**TASK:**
Keep only the lines of the listing that include the word "JSON", and copy them.

Records that describe figures
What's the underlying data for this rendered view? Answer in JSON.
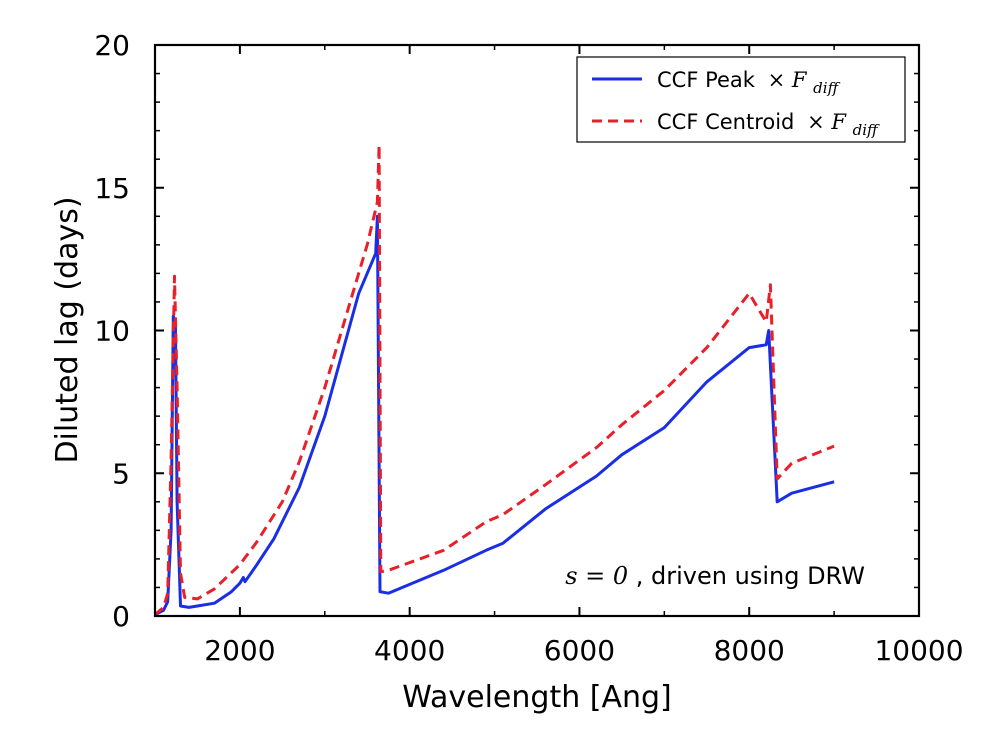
{
  "chart_data": {
    "type": "line",
    "xlabel": "Wavelength [Ang]",
    "ylabel": "Diluted lag (days)",
    "xlim": [
      1000,
      10000
    ],
    "ylim": [
      0,
      20
    ],
    "xticks": [
      2000,
      4000,
      6000,
      8000,
      10000
    ],
    "yticks": [
      0,
      5,
      10,
      15,
      20
    ],
    "legend_position": "top-right",
    "annotation": {
      "math": "s = 0",
      "text": ", driven using DRW"
    },
    "series": [
      {
        "name": "CCF Peak",
        "name_math": "× F",
        "name_sub": "diff",
        "color": "#1a2ee6",
        "style": "solid",
        "points": [
          [
            1000,
            0.05
          ],
          [
            1100,
            0.2
          ],
          [
            1150,
            0.5
          ],
          [
            1190,
            3.0
          ],
          [
            1215,
            10.5
          ],
          [
            1240,
            10.3
          ],
          [
            1260,
            4.0
          ],
          [
            1300,
            0.35
          ],
          [
            1400,
            0.3
          ],
          [
            1500,
            0.35
          ],
          [
            1700,
            0.45
          ],
          [
            1900,
            0.85
          ],
          [
            2000,
            1.15
          ],
          [
            2040,
            1.35
          ],
          [
            2060,
            1.2
          ],
          [
            2200,
            1.8
          ],
          [
            2400,
            2.7
          ],
          [
            2700,
            4.5
          ],
          [
            3000,
            7.0
          ],
          [
            3400,
            11.3
          ],
          [
            3600,
            12.7
          ],
          [
            3620,
            14.0
          ],
          [
            3650,
            0.85
          ],
          [
            3750,
            0.8
          ],
          [
            4400,
            1.6
          ],
          [
            4900,
            2.3
          ],
          [
            5100,
            2.55
          ],
          [
            5600,
            3.75
          ],
          [
            6200,
            4.9
          ],
          [
            6500,
            5.65
          ],
          [
            7000,
            6.6
          ],
          [
            7500,
            8.2
          ],
          [
            8000,
            9.4
          ],
          [
            8200,
            9.5
          ],
          [
            8230,
            10.0
          ],
          [
            8330,
            4.0
          ],
          [
            8500,
            4.3
          ],
          [
            9000,
            4.7
          ]
        ]
      },
      {
        "name": "CCF Centroid",
        "name_math": "× F",
        "name_sub": "diff",
        "color": "#e8202a",
        "style": "dashed",
        "points": [
          [
            1000,
            0.05
          ],
          [
            1100,
            0.3
          ],
          [
            1150,
            0.8
          ],
          [
            1190,
            5.5
          ],
          [
            1230,
            11.9
          ],
          [
            1260,
            8.0
          ],
          [
            1300,
            1.5
          ],
          [
            1350,
            0.65
          ],
          [
            1500,
            0.6
          ],
          [
            1700,
            0.95
          ],
          [
            2000,
            1.8
          ],
          [
            2200,
            2.6
          ],
          [
            2500,
            4.0
          ],
          [
            2700,
            5.4
          ],
          [
            3000,
            8.0
          ],
          [
            3300,
            11.0
          ],
          [
            3500,
            13.0
          ],
          [
            3620,
            14.5
          ],
          [
            3640,
            16.5
          ],
          [
            3660,
            1.55
          ],
          [
            3750,
            1.6
          ],
          [
            4400,
            2.3
          ],
          [
            4900,
            3.3
          ],
          [
            5100,
            3.55
          ],
          [
            5600,
            4.6
          ],
          [
            6200,
            5.9
          ],
          [
            6500,
            6.7
          ],
          [
            7000,
            7.9
          ],
          [
            7500,
            9.4
          ],
          [
            8000,
            11.3
          ],
          [
            8200,
            10.3
          ],
          [
            8250,
            11.6
          ],
          [
            8330,
            4.8
          ],
          [
            8500,
            5.35
          ],
          [
            9000,
            5.95
          ]
        ]
      }
    ]
  }
}
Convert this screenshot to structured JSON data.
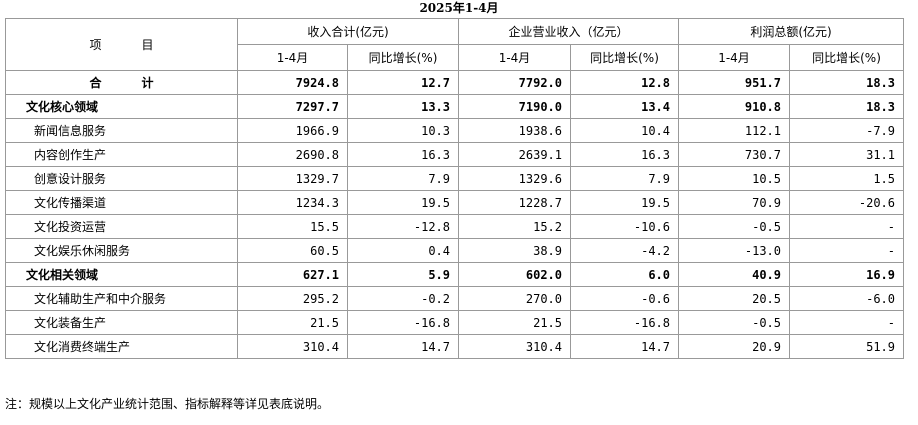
{
  "header": {
    "title": "2025年1-4月"
  },
  "table": {
    "corner": "项目",
    "groups": [
      {
        "name": "收入合计(亿元)",
        "sub": [
          "1-4月",
          "同比增长(%)"
        ]
      },
      {
        "name": "企业营业收入（亿元）",
        "sub": [
          "1-4月",
          "同比增长(%)"
        ]
      },
      {
        "name": "利润总额(亿元)",
        "sub": [
          "1-4月",
          "同比增长(%)"
        ]
      }
    ],
    "total": [
      "合计",
      "7924.8",
      "12.7",
      "7792.0",
      "12.8",
      "951.7",
      "18.3"
    ],
    "sections": [
      {
        "row": [
          "文化核心领域",
          "7297.7",
          "13.3",
          "7190.0",
          "13.4",
          "910.8",
          "18.3"
        ],
        "items": [
          [
            "新闻信息服务",
            "1966.9",
            "10.3",
            "1938.6",
            "10.4",
            "112.1",
            "-7.9"
          ],
          [
            "内容创作生产",
            "2690.8",
            "16.3",
            "2639.1",
            "16.3",
            "730.7",
            "31.1"
          ],
          [
            "创意设计服务",
            "1329.7",
            "7.9",
            "1329.6",
            "7.9",
            "10.5",
            "1.5"
          ],
          [
            "文化传播渠道",
            "1234.3",
            "19.5",
            "1228.7",
            "19.5",
            "70.9",
            "-20.6"
          ],
          [
            "文化投资运营",
            "15.5",
            "-12.8",
            "15.2",
            "-10.6",
            "-0.5",
            "-"
          ],
          [
            "文化娱乐休闲服务",
            "60.5",
            "0.4",
            "38.9",
            "-4.2",
            "-13.0",
            "-"
          ]
        ]
      },
      {
        "row": [
          "文化相关领域",
          "627.1",
          "5.9",
          "602.0",
          "6.0",
          "40.9",
          "16.9"
        ],
        "items": [
          [
            "文化辅助生产和中介服务",
            "295.2",
            "-0.2",
            "270.0",
            "-0.6",
            "20.5",
            "-6.0"
          ],
          [
            "文化装备生产",
            "21.5",
            "-16.8",
            "21.5",
            "-16.8",
            "-0.5",
            "-"
          ],
          [
            "文化消费终端生产",
            "310.4",
            "14.7",
            "310.4",
            "14.7",
            "20.9",
            "51.9"
          ]
        ]
      }
    ]
  },
  "note": "注：规模以上文化产业统计范围、指标解释等详见表底说明。"
}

**FULL OUTPUT:**
What's the underlying data for this rendered view? Answer in JSON.
Convert this screenshot to structured JSON data.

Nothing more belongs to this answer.